### What is expected
Collect the lines of the entries where "اليوم" shows up.

(Collected data entries)
----
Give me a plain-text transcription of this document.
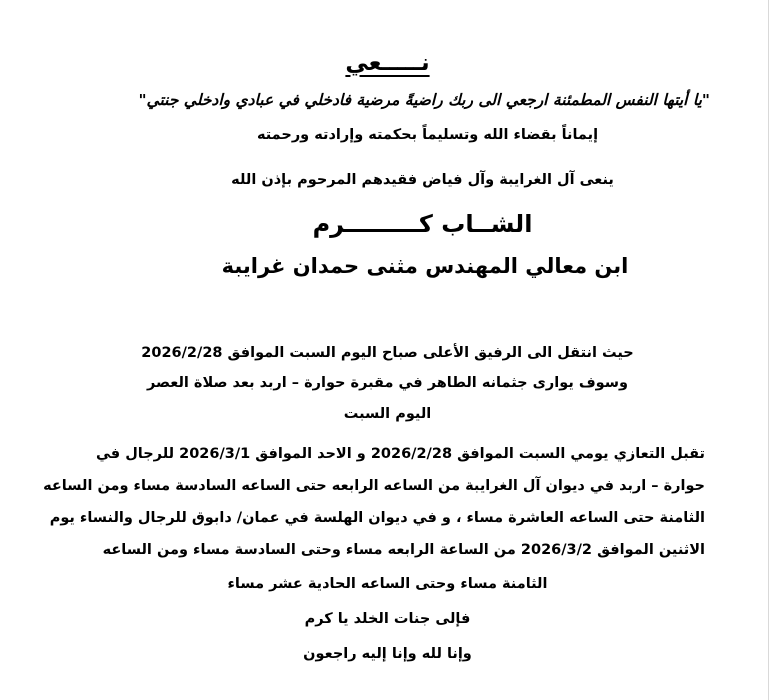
نـــــعي
"يا أيتها النفس المطمئنة ارجعي الى ربك راضيةً مرضية فادخلي في عبادي وادخلي جنتي"
إيماناً بقضاء الله وتسليماً بحكمته وإرادته ورحمته
ينعى آل الغرايبة وآل فياض فقيدهم المرحوم بإذن الله
الشــاب كـــــــــرم
ابن معالي المهندس مثنى حمدان غرايبة
حيث انتقل الى الرفيق الأعلى صباح اليوم السبت الموافق 2026/2/28
وسوف يوارى جثمانه الطاهر في مقبرة حوارة – اربد بعد صلاة العصر
اليوم السبت
تقبل التعازي يومي السبت الموافق 2026/2/28 و الاحد الموافق 2026/3/1 للرجال في
حوارة – اربد في ديوان آل الغرايبة من الساعه الرابعه حتى الساعه السادسة مساء ومن الساعه
الثامنة حتى الساعه العاشرة مساء ، و في ديوان الهلسة في عمان/ دابوق للرجال والنساء يوم
الاثنين الموافق 2026/3/2 من الساعة الرابعه مساء وحتى السادسة مساء ومن الساعه
الثامنة مساء وحتى الساعه الحادية عشر مساء
فإلى جنات الخلد يا كرم
وإنا لله وإنا إليه راجعون
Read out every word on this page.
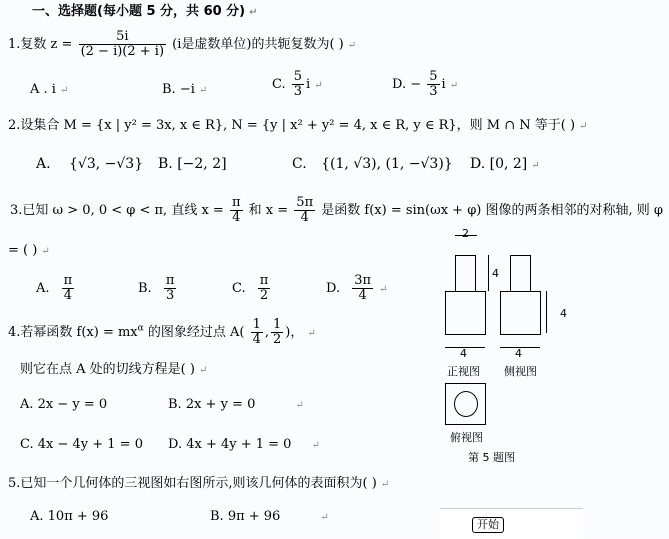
一、选择题(每小题 5 分，共 60 分) ↵
1.复数 $z = \frac{5i}{(2 - i)(2 + i)} (i$是虚数单位)的共轭复数为( ) ↵
A . i ↵	B. −i ↵	C. $\frac{5}{3}$ i ↵	D. − $\frac{5}{3}$ i ↵
2.设集合 M = {x | y² = 3x, x ∈ R}, N = {y | x² + y² = 4, x ∈ R, y ∈ R}，则 M ∩ N 等于( ) ↵
A. {√3, −√3} B. [−2, 2]	C. {(1, √3), (1, −√3)} D. [0, 2] ↵
3.已知 ω > 0, 0 < φ < π, 直线 $x = \frac{\pi}{4}$ 和 $x = \frac{5\pi}{4}$ 是函数 f(x) = sin(ωx + φ) 图像的两条相邻的对称轴, 则 φ
= ( ) ↵
A. $\frac{\pi}{4}$	B. $\frac{\pi}{3}$	C. $\frac{\pi}{2}$	D. $\frac{3\pi}{4}$ ↵
4.若幂函数 $f(x) = mx^\alpha$ 的图象经过点 $A( \frac{1}{4}$ , $\frac{1}{2}$ )， ↵
则它在点 A 处的切线方程是( ) ↵
A. 2x − y = 0	B. 2x + y = 0	↵
C. 4x − 4y + 1 = 0 D. 4x + 4y + 1 = 0 ↵
5.已知一个几何体的三视图如右图所示,则该几何体的表面积为( ) ↵
A. 10π + 96	B. 9π + 96	↵
2
4
4
4	4
正视图 侧视图
俯视图
第 5 题图
开始
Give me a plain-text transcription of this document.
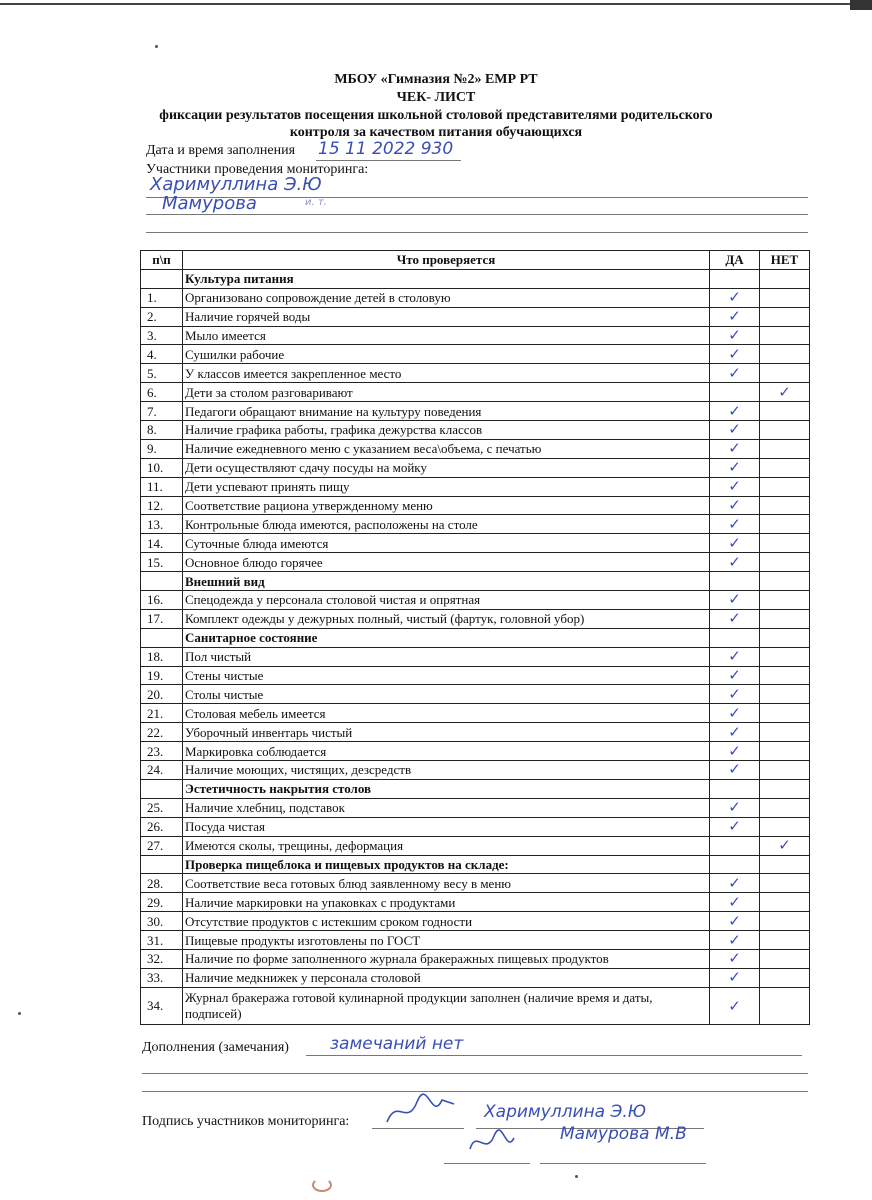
МБОУ «Гимназия №2» ЕМР РТ
ЧЕК- ЛИСТ
фиксации результатов посещения школьной столовой представителями родительского
контроля за качеством питания обучающихся
Дата и время заполнения 15 11 2022 930
Участники проведения мониторинга:
Харимуллина Э.Ю
Мамурова	и. т.
п\п	Что проверяется	ДА	НЕТ
	Культура питания		
1.	Организовано сопровождение детей в столовую	✓	
2.	Наличие горячей воды	✓	
3.	Мыло имеется	✓	
4.	Сушилки рабочие	✓	
5.	У классов имеется закрепленное место	✓	
6.	Дети за столом разговаривают		✓
7.	Педагоги обращают внимание на культуру поведения	✓	
8.	Наличие графика работы, графика дежурства классов	✓	
9.	Наличие ежедневного меню с указанием веса\объема, с печатью	✓	
10.	Дети осуществляют сдачу посуды на мойку	✓	
11.	Дети успевают принять пищу	✓	
12.	Соответствие рациона утвержденному меню	✓	
13.	Контрольные блюда имеются, расположены на столе	✓	
14.	Суточные блюда имеются	✓	
15.	Основное блюдо горячее	✓	
	Внешний вид		
16.	Спецодежда у персонала столовой чистая и опрятная	✓	
17.	Комплект одежды у дежурных полный, чистый (фартук, головной убор)	✓	
	Санитарное состояние		
18.	Пол чистый	✓	
19.	Стены чистые	✓	
20.	Столы чистые	✓	
21.	Столовая мебель имеется	✓	
22.	Уборочный инвентарь чистый	✓	
23.	Маркировка соблюдается	✓	
24.	Наличие моющих, чистящих, дезсредств	✓	
	Эстетичность накрытия столов		
25.	Наличие хлебниц, подставок	✓	
26.	Посуда чистая	✓	
27.	Имеются сколы, трещины, деформация		✓
	Проверка пищеблока и пищевых продуктов на складе:		
28.	Соответствие веса готовых блюд заявленному весу в меню	✓	
29.	Наличие маркировки на упаковках с продуктами	✓	
30.	Отсутствие продуктов с истекшим сроком годности	✓	
31.	Пищевые продукты изготовлены по ГОСТ	✓	
32.	Наличие по форме заполненного журнала бракеражных пищевых продуктов	✓	
33.	Наличие медкнижек у персонала столовой	✓	
34.	Журнал бракеража готовой кулинарной продукции заполнен (наличие время и даты, подписей)	✓	
Дополнения (замечания) замечаний нет
Подпись участников мониторинга:	Харимуллина Э.Ю
Мамурова М.В
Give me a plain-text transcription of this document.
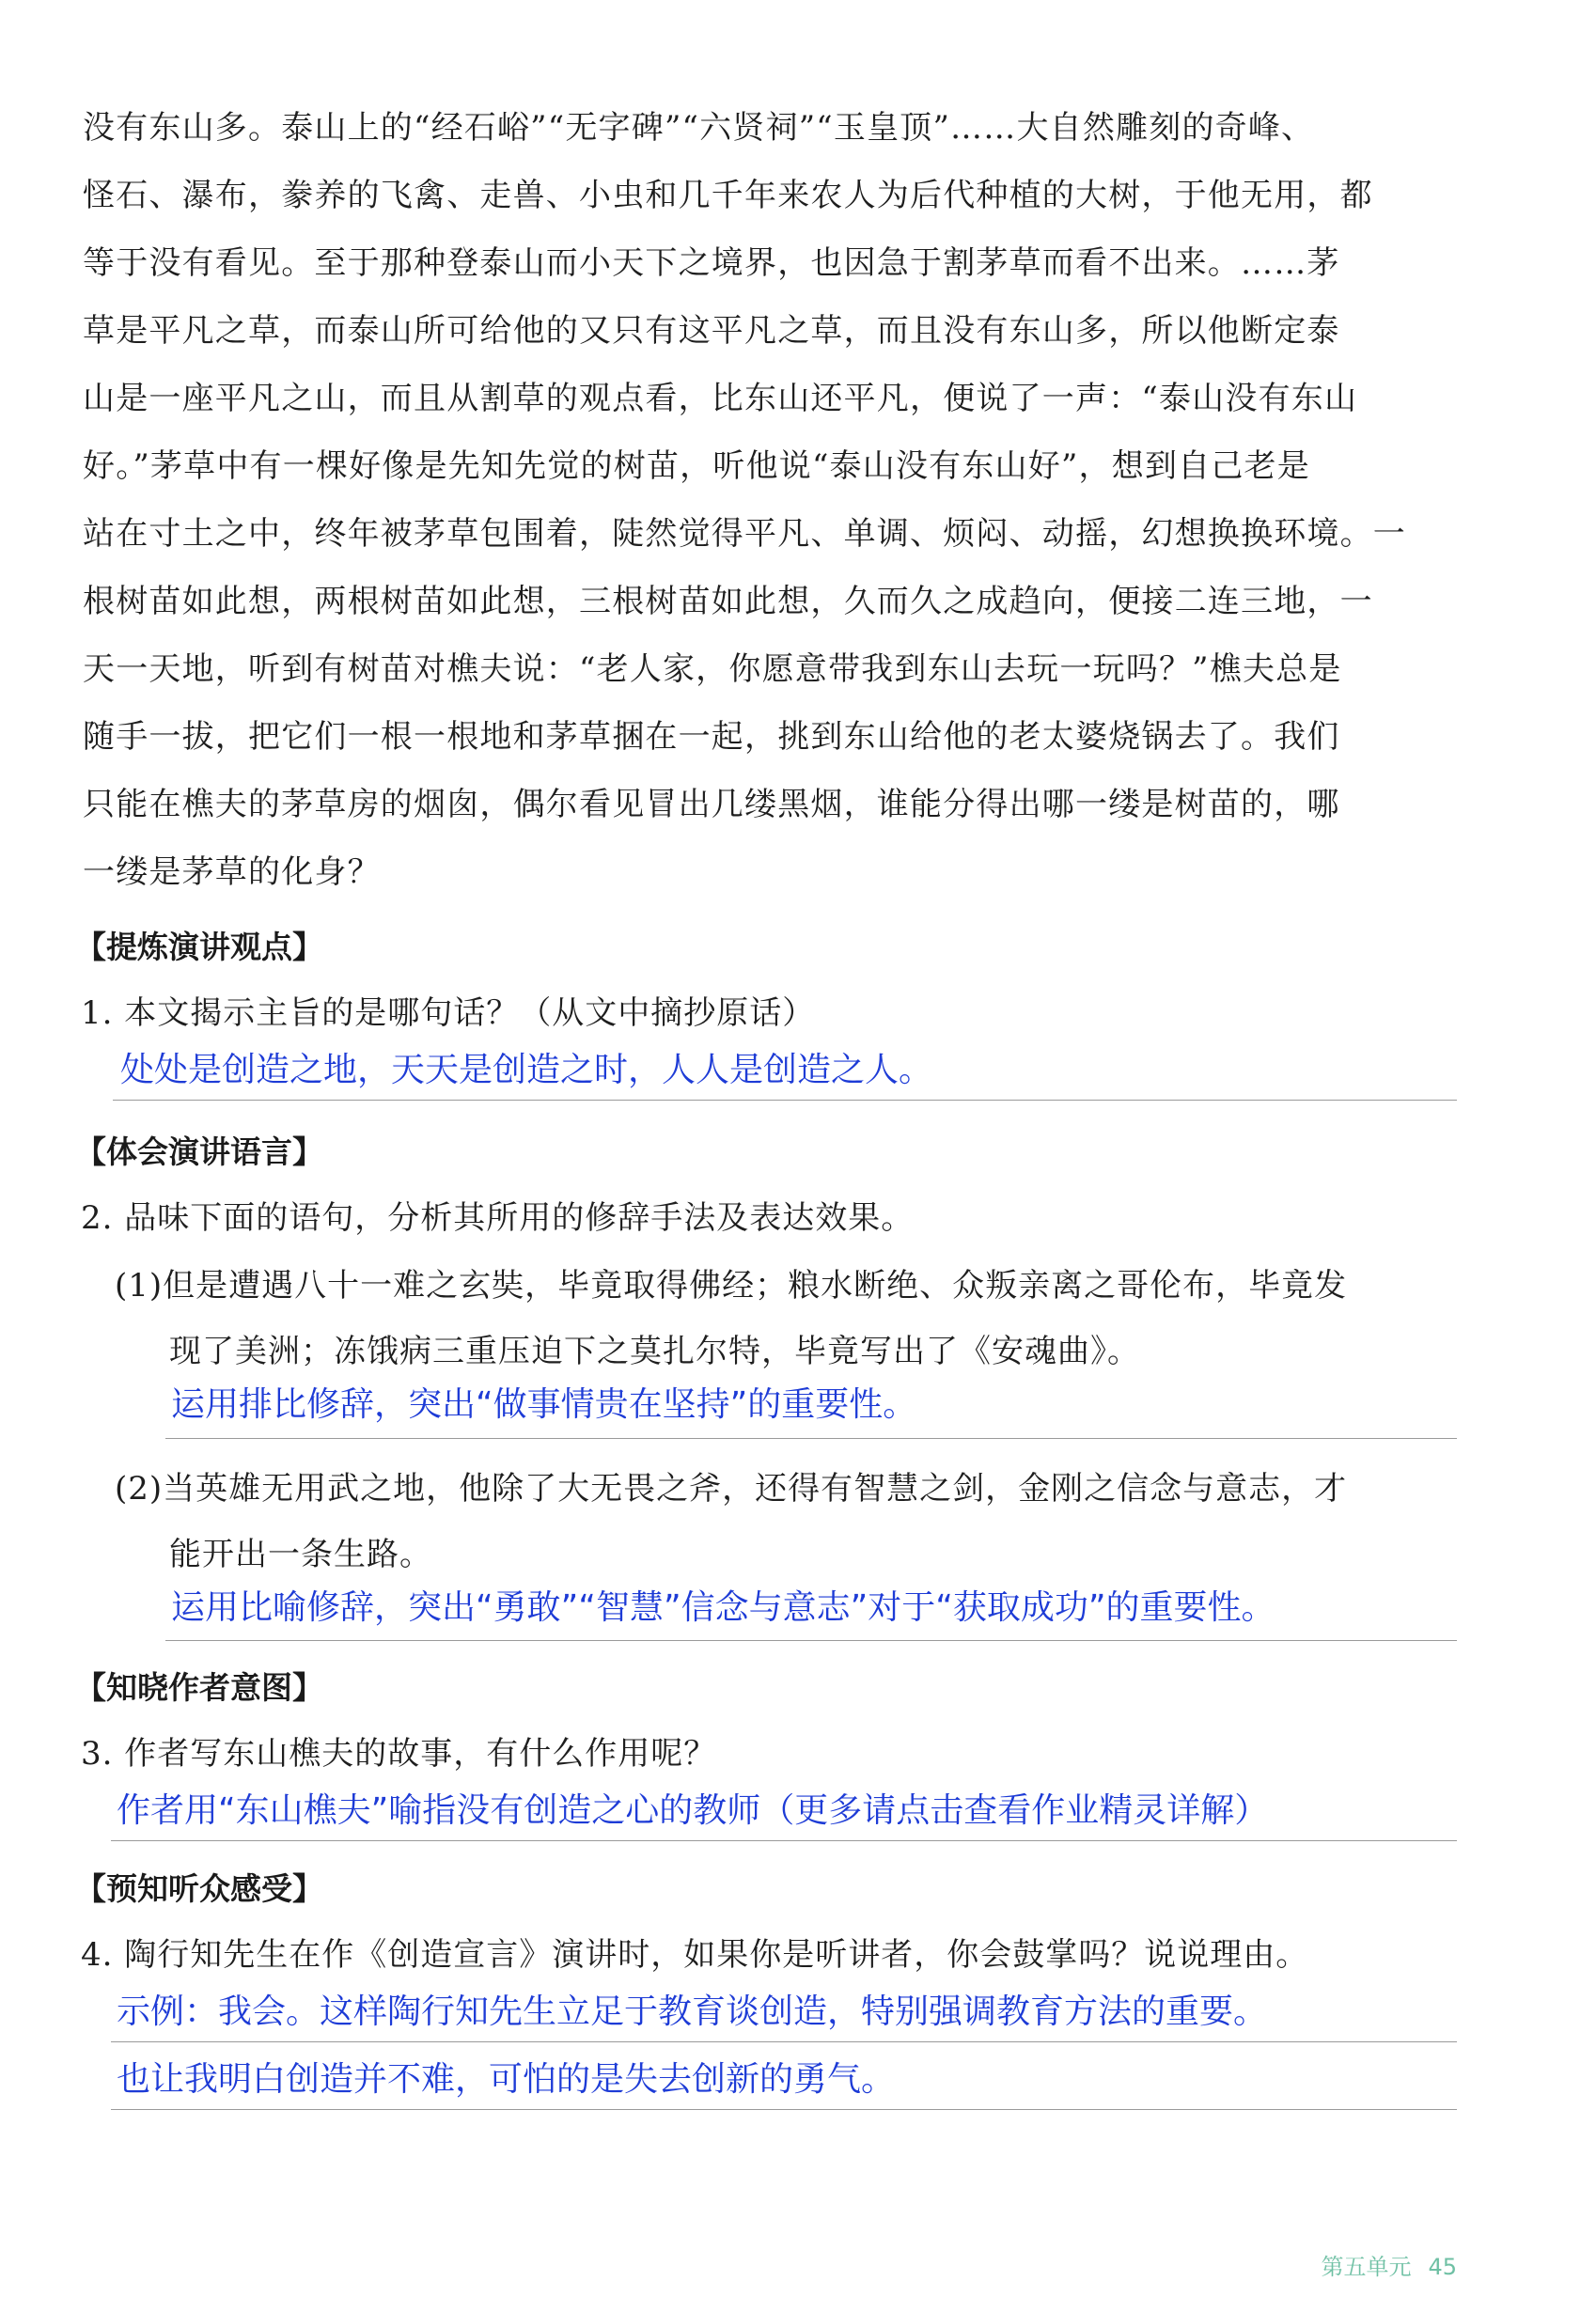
没有东山多。泰山上的“经石峪”“无字碑”“六贤祠”“玉皇顶”……大自然雕刻的奇峰、
怪石、瀑布，豢养的飞禽、走兽、小虫和几千年来农人为后代种植的大树，于他无用，都
等于没有看见。至于那种登泰山而小天下之境界，也因急于割茅草而看不出来。……茅
草是平凡之草，而泰山所可给他的又只有这平凡之草，而且没有东山多，所以他断定泰
山是一座平凡之山，而且从割草的观点看，比东山还平凡，便说了一声：“泰山没有东山
好。”茅草中有一棵好像是先知先觉的树苗，听他说“泰山没有东山好”，想到自己老是
站在寸土之中，终年被茅草包围着，陡然觉得平凡、单调、烦闷、动摇，幻想换换环境。一
根树苗如此想，两根树苗如此想，三根树苗如此想，久而久之成趋向，便接二连三地，一
天一天地，听到有树苗对樵夫说：“老人家，你愿意带我到东山去玩一玩吗？”樵夫总是
随手一拔，把它们一根一根地和茅草捆在一起，挑到东山给他的老太婆烧锅去了。我们
只能在樵夫的茅草房的烟囱，偶尔看见冒出几缕黑烟，谁能分得出哪一缕是树苗的，哪
一缕是茅草的化身？
【提炼演讲观点】
1. 本文揭示主旨的是哪句话？（从文中摘抄原话）
处处是创造之地，天天是创造之时，人人是创造之人。
【体会演讲语言】
2. 品味下面的语句，分析其所用的修辞手法及表达效果。
(1)但是遭遇八十一难之玄奘，毕竟取得佛经；粮水断绝、众叛亲离之哥伦布，毕竟发
现了美洲；冻饿病三重压迫下之莫扎尔特，毕竟写出了《安魂曲》。
运用排比修辞，突出“做事情贵在坚持”的重要性。
(2)当英雄无用武之地，他除了大无畏之斧，还得有智慧之剑，金刚之信念与意志，才
能开出一条生路。
运用比喻修辞，突出“勇敢”“智慧”信念与意志”对于“获取成功”的重要性。
【知晓作者意图】
3. 作者写东山樵夫的故事，有什么作用呢？
作者用“东山樵夫”喻指没有创造之心的教师（更多请点击查看作业精灵详解）
【预知听众感受】
4. 陶行知先生在作《创造宣言》演讲时，如果你是听讲者，你会鼓掌吗？说说理由。
示例：我会。这样陶行知先生立足于教育谈创造，特别强调教育方法的重要。
也让我明白创造并不难，可怕的是失去创新的勇气。
第五单元 45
----
### Reply
حيث انتقل الى الرفيق الأعلى صباح اليوم السبت الموافق 2026/2/28
اليوم السبت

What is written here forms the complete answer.